▶ GOAL
Your task is to write out the complete listing exactly as it is shown.

▶ RECORDS SUPPLIED
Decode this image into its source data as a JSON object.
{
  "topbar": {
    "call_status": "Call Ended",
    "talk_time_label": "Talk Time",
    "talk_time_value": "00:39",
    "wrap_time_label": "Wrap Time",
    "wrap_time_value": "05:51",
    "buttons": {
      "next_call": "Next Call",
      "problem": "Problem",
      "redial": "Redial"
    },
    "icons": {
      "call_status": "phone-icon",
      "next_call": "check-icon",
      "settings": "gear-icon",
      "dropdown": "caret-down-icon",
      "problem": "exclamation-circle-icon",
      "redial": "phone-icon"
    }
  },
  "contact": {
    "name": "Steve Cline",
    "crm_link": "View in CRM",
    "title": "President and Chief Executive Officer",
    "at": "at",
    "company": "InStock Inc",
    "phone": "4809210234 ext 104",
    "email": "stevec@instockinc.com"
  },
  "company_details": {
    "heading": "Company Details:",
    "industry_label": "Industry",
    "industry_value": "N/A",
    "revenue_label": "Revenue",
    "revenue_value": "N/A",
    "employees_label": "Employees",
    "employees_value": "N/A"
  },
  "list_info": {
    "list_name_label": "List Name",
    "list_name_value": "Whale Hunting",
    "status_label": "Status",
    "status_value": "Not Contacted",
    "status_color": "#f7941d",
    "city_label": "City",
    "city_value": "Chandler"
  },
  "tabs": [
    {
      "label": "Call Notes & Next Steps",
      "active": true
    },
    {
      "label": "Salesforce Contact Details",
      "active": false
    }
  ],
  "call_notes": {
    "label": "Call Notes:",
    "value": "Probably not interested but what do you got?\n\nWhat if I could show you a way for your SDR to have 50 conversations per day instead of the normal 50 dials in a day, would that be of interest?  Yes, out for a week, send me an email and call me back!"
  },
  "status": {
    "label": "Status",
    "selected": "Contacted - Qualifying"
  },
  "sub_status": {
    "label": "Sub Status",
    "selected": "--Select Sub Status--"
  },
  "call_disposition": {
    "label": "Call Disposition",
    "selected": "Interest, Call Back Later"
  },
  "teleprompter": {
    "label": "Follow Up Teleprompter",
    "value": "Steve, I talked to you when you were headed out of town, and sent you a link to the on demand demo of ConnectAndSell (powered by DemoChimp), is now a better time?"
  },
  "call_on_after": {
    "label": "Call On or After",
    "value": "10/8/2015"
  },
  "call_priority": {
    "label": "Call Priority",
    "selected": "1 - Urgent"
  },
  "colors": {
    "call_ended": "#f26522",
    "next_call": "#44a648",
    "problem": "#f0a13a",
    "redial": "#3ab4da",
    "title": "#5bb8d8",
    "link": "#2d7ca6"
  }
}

▶ IN RESPONSE
Decode this image into its source data as a JSON object.
{
  "topbar": {
    "call_status": "Call Ended",
    "talk_time_label": "Talk Time",
    "talk_time_value": "00:39",
    "wrap_time_label": "Wrap Time",
    "wrap_time_value": "05:51",
    "buttons": {
      "next_call": "Next Call",
      "problem": "Problem",
      "redial": "Redial"
    },
    "icons": {
      "call_status": "phone-icon",
      "next_call": "check-icon",
      "settings": "gear-icon",
      "dropdown": "caret-down-icon",
      "problem": "exclamation-circle-icon",
      "redial": "phone-icon"
    }
  },
  "contact": {
    "name": "Steve Cline",
    "crm_link": "View in CRM",
    "title": "President and Chief Executive Officer",
    "at": "at",
    "company": "InStock Inc",
    "phone": "4809210234 ext 104",
    "email": "stevec@instockinc.com"
  },
  "company_details": {
    "heading": "Company Details:",
    "industry_label": "Industry",
    "industry_value": "N/A",
    "revenue_label": "Revenue",
    "revenue_value": "N/A",
    "employees_label": "Employees",
    "employees_value": "N/A"
  },
  "list_info": {
    "list_name_label": "List Name",
    "list_name_value": "Whale Hunting",
    "status_label": "Status",
    "status_value": "Not Contacted",
    "status_color": "#f7941d",
    "city_label": "City",
    "city_value": "Chandler"
  },
  "tabs": [
    {
      "label": "Call Notes & Next Steps",
      "active": true
    },
    {
      "label": "Salesforce Contact Details",
      "active": false
    }
  ],
  "call_notes": {
    "label": "Call Notes:",
    "value": "Probably not interested but what do you got?\n\nWhat if I could show you a way for your SDR to have 50 conversations per day instead of the normal 50 dials in a day, would that be of interest?  Yes, out for a week, send me an email and call me back!"
  },
  "status": {
    "label": "Status",
    "selected": "Contacted - Qualifying"
  },
  "sub_status": {
    "label": "Sub Status",
    "selected": "--Select Sub Status--"
  },
  "call_disposition": {
    "label": "Call Disposition",
    "selected": "Interest, Call Back Later"
  },
  "teleprompter": {
    "label": "Follow Up Teleprompter",
    "value": "Steve, I talked to you when you were headed out of town, and sent you a link to the on demand demo of ConnectAndSell (powered by DemoChimp), is now a better time?"
  },
  "call_on_after": {
    "label": "Call On or After",
    "value": "10/8/2015"
  },
  "call_priority": {
    "label": "Call Priority",
    "selected": "1 - Urgent"
  },
  "colors": {
    "call_ended": "#f26522",
    "next_call": "#44a648",
    "problem": "#f0a13a",
    "redial": "#3ab4da",
    "title": "#5bb8d8",
    "link": "#2d7ca6"
  }
}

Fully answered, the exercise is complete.